───── Input

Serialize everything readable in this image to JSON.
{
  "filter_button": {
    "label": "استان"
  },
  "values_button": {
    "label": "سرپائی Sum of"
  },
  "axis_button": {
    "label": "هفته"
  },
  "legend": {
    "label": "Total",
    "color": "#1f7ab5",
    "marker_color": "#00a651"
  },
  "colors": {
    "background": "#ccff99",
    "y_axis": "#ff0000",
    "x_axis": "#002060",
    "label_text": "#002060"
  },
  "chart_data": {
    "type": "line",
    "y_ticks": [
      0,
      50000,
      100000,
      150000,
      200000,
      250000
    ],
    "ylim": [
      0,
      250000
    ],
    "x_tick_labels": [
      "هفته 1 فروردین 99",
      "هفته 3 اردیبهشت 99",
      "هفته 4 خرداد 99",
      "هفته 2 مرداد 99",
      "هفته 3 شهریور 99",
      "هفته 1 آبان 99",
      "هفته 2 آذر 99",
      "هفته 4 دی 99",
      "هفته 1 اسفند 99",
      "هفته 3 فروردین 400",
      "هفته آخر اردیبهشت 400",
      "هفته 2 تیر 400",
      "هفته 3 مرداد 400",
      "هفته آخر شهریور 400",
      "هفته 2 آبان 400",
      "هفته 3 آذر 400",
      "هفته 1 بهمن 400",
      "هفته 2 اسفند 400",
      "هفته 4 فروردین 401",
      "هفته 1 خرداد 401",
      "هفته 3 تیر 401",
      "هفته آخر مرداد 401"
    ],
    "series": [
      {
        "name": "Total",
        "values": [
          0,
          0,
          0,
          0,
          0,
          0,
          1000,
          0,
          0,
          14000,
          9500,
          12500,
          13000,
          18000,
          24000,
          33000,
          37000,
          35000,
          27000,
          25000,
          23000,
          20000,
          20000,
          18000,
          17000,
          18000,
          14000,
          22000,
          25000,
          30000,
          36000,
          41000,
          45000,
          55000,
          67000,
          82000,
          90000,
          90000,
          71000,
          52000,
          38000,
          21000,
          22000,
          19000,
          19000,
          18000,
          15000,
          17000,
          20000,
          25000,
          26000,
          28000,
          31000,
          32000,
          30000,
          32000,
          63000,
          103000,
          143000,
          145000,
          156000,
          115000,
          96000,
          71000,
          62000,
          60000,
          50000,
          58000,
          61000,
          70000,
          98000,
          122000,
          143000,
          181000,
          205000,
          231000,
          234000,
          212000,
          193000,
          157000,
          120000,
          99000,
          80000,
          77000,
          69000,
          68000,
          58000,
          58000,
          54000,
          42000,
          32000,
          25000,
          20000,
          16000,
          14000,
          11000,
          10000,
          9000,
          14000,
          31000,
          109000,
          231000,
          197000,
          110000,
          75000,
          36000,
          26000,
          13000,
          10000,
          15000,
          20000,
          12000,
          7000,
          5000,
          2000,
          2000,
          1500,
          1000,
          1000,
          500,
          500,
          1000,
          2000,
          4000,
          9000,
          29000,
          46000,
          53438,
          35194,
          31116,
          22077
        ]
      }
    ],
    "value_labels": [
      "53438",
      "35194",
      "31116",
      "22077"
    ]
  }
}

──────────

Given exercise: Take the material above and return all of it exactly.

Full answer:
Serialize everything readable in this image to JSON.
{
  "filter_button": {
    "label": "استان"
  },
  "values_button": {
    "label": "سرپائی Sum of"
  },
  "axis_button": {
    "label": "هفته"
  },
  "legend": {
    "label": "Total",
    "color": "#1f7ab5",
    "marker_color": "#00a651"
  },
  "colors": {
    "background": "#ccff99",
    "y_axis": "#ff0000",
    "x_axis": "#002060",
    "label_text": "#002060"
  },
  "chart_data": {
    "type": "line",
    "y_ticks": [
      0,
      50000,
      100000,
      150000,
      200000,
      250000
    ],
    "ylim": [
      0,
      250000
    ],
    "x_tick_labels": [
      "هفته 1 فروردین 99",
      "هفته 3 اردیبهشت 99",
      "هفته 4 خرداد 99",
      "هفته 2 مرداد 99",
      "هفته 3 شهریور 99",
      "هفته 1 آبان 99",
      "هفته 2 آذر 99",
      "هفته 4 دی 99",
      "هفته 1 اسفند 99",
      "هفته 3 فروردین 400",
      "هفته آخر اردیبهشت 400",
      "هفته 2 تیر 400",
      "هفته 3 مرداد 400",
      "هفته آخر شهریور 400",
      "هفته 2 آبان 400",
      "هفته 3 آذر 400",
      "هفته 1 بهمن 400",
      "هفته 2 اسفند 400",
      "هفته 4 فروردین 401",
      "هفته 1 خرداد 401",
      "هفته 3 تیر 401",
      "هفته آخر مرداد 401"
    ],
    "series": [
      {
        "name": "Total",
        "values": [
          0,
          0,
          0,
          0,
          0,
          0,
          1000,
          0,
          0,
          14000,
          9500,
          12500,
          13000,
          18000,
          24000,
          33000,
          37000,
          35000,
          27000,
          25000,
          23000,
          20000,
          20000,
          18000,
          17000,
          18000,
          14000,
          22000,
          25000,
          30000,
          36000,
          41000,
          45000,
          55000,
          67000,
          82000,
          90000,
          90000,
          71000,
          52000,
          38000,
          21000,
          22000,
          19000,
          19000,
          18000,
          15000,
          17000,
          20000,
          25000,
          26000,
          28000,
          31000,
          32000,
          30000,
          32000,
          63000,
          103000,
          143000,
          145000,
          156000,
          115000,
          96000,
          71000,
          62000,
          60000,
          50000,
          58000,
          61000,
          70000,
          98000,
          122000,
          143000,
          181000,
          205000,
          231000,
          234000,
          212000,
          193000,
          157000,
          120000,
          99000,
          80000,
          77000,
          69000,
          68000,
          58000,
          58000,
          54000,
          42000,
          32000,
          25000,
          20000,
          16000,
          14000,
          11000,
          10000,
          9000,
          14000,
          31000,
          109000,
          231000,
          197000,
          110000,
          75000,
          36000,
          26000,
          13000,
          10000,
          15000,
          20000,
          12000,
          7000,
          5000,
          2000,
          2000,
          1500,
          1000,
          1000,
          500,
          500,
          1000,
          2000,
          4000,
          9000,
          29000,
          46000,
          53438,
          35194,
          31116,
          22077
        ]
      }
    ],
    "value_labels": [
      "53438",
      "35194",
      "31116",
      "22077"
    ]
  }
}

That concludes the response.